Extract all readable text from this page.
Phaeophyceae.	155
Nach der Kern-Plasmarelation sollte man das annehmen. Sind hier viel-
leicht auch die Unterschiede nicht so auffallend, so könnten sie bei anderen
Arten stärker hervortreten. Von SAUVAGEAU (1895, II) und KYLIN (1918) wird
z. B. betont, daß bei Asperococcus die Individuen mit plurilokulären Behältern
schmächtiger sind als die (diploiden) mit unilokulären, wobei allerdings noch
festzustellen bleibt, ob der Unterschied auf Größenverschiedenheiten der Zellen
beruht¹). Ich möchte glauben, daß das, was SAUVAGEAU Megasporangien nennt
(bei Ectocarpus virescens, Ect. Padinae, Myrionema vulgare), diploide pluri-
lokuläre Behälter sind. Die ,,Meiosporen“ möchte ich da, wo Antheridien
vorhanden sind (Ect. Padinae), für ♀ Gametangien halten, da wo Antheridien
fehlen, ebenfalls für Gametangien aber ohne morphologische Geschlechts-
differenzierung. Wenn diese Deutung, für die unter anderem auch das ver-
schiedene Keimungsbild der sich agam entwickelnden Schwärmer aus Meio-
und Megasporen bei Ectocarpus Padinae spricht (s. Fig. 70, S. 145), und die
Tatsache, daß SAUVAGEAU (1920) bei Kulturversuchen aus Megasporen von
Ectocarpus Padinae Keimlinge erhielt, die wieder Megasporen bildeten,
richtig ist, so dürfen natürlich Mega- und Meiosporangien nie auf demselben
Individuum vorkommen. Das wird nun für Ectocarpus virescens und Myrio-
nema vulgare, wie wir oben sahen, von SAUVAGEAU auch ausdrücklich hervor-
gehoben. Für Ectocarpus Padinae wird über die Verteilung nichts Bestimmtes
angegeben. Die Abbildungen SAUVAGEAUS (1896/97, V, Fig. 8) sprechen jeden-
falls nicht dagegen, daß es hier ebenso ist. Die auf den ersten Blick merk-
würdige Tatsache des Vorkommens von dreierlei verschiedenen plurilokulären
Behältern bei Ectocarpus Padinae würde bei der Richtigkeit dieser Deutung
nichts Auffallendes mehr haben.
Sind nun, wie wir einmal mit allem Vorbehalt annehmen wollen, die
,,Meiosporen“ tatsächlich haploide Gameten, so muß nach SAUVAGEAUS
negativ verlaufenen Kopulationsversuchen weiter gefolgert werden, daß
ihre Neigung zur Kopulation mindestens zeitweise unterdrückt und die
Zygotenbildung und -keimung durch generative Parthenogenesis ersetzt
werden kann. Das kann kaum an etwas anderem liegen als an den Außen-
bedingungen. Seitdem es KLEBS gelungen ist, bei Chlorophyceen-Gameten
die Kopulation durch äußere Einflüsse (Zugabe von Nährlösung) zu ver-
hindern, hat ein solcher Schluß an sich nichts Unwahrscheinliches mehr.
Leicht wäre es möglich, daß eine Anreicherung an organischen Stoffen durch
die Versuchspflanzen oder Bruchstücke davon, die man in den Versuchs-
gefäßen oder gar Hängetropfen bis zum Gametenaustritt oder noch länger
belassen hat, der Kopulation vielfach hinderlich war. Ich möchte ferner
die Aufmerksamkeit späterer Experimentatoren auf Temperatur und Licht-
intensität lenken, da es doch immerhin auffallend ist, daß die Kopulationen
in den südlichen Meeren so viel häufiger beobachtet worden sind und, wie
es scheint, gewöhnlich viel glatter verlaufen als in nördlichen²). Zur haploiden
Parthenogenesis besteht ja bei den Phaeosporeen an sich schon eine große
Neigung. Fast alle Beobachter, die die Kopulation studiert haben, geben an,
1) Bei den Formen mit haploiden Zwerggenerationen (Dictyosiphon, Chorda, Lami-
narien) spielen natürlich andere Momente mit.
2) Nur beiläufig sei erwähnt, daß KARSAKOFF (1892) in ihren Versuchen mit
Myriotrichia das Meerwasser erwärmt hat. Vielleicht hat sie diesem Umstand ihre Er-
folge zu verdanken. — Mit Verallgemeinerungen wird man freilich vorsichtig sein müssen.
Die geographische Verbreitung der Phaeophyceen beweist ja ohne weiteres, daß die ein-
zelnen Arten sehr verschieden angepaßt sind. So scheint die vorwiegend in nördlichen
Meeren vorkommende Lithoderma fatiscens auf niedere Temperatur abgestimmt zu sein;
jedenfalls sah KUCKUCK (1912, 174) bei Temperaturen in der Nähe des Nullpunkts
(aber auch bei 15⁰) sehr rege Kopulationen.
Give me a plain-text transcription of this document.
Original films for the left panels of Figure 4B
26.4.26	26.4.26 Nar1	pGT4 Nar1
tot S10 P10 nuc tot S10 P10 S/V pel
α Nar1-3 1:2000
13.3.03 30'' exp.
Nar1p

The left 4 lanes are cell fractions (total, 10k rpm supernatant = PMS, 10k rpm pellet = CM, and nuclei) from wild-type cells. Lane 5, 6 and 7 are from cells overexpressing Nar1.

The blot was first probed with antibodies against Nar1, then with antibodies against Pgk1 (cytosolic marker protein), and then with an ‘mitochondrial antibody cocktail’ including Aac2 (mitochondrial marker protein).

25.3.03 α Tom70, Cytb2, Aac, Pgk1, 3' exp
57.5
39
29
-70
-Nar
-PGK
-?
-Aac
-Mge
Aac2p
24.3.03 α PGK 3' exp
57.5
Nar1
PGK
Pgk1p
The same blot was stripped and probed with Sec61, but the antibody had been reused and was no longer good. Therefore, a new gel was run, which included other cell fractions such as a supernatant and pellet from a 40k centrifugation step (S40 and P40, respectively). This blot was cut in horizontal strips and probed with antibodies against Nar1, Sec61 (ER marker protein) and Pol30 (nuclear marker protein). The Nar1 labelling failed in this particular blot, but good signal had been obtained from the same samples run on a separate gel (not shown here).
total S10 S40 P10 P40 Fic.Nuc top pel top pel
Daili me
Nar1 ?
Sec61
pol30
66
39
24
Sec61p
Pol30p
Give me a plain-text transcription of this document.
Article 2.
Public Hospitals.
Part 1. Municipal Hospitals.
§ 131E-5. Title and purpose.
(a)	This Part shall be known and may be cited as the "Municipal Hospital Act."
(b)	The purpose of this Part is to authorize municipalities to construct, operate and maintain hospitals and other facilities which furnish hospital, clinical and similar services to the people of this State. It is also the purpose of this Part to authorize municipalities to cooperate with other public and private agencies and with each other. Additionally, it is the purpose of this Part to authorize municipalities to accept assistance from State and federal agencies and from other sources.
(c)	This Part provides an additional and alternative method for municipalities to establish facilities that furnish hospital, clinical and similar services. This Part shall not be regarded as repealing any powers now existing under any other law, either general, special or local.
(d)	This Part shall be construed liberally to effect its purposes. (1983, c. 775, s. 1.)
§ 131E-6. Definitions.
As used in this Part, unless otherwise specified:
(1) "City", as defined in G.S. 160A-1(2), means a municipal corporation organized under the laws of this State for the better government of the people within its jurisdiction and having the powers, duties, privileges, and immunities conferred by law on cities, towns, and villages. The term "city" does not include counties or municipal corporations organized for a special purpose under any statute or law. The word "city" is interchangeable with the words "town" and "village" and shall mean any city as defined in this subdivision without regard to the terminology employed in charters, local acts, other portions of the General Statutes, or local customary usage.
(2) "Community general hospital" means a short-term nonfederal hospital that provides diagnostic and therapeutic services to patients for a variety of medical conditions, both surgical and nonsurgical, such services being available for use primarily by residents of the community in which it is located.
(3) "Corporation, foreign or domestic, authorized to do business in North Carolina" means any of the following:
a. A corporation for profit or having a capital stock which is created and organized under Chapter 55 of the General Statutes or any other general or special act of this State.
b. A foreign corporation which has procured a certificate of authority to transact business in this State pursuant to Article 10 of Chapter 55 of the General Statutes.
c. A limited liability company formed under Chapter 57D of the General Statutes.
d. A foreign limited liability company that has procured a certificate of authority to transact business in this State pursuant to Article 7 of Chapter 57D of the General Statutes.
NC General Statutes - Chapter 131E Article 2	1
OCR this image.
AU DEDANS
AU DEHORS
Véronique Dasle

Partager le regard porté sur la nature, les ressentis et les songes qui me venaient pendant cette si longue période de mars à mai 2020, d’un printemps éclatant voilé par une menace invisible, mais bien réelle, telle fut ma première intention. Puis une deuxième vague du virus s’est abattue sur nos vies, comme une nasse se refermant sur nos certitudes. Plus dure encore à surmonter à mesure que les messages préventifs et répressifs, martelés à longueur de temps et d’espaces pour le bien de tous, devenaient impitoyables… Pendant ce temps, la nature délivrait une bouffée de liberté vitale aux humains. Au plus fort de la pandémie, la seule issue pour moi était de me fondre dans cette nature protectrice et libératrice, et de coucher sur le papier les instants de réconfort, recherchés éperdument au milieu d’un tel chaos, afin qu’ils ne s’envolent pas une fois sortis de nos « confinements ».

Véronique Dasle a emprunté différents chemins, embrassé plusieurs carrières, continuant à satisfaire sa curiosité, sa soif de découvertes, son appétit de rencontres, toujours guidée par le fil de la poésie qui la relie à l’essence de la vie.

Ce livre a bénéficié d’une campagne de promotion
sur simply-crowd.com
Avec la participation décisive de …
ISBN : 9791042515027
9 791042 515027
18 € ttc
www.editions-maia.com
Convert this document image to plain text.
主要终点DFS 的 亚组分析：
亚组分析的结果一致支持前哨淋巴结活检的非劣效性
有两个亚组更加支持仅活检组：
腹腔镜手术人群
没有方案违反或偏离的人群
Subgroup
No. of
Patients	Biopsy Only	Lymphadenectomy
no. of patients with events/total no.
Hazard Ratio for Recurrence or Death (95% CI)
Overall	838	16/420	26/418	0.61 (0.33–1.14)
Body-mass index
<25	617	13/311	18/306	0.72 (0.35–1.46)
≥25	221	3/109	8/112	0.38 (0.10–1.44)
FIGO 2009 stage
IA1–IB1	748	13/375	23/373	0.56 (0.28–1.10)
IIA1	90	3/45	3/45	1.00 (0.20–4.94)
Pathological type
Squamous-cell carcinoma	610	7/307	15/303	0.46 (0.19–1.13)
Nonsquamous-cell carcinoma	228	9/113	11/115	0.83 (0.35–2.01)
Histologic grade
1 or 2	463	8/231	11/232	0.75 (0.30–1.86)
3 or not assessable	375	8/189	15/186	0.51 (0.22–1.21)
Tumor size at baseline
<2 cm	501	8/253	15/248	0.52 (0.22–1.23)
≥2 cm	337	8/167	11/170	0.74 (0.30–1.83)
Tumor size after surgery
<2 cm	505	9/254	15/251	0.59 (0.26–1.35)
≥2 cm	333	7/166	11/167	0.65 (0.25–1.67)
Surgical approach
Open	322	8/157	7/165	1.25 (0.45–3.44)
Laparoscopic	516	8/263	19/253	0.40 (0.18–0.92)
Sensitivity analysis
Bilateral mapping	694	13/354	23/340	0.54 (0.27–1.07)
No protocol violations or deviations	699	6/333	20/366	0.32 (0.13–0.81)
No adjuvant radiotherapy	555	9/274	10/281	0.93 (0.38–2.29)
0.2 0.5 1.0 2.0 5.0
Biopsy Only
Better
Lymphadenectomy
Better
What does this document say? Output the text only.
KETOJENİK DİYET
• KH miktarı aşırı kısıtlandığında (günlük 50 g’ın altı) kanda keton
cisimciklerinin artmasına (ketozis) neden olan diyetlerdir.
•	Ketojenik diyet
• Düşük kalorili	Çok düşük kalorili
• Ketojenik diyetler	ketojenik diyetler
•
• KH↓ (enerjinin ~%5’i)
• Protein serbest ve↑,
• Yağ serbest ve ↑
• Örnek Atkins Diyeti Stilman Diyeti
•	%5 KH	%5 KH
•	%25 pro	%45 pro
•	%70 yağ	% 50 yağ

# Exercise goal
Please copy each line of the material that contains the word "Dasle".

# Completed exercise
Véronique Dasle
Véronique Dasle a emprunté différents chemins, embrassé plusieurs carrières, continuant à satisfaire sa curiosité, sa soif de découvertes, son appétit de rencontres, toujours guidée par le fil de la poésie qui la relie à l’essence de la vie.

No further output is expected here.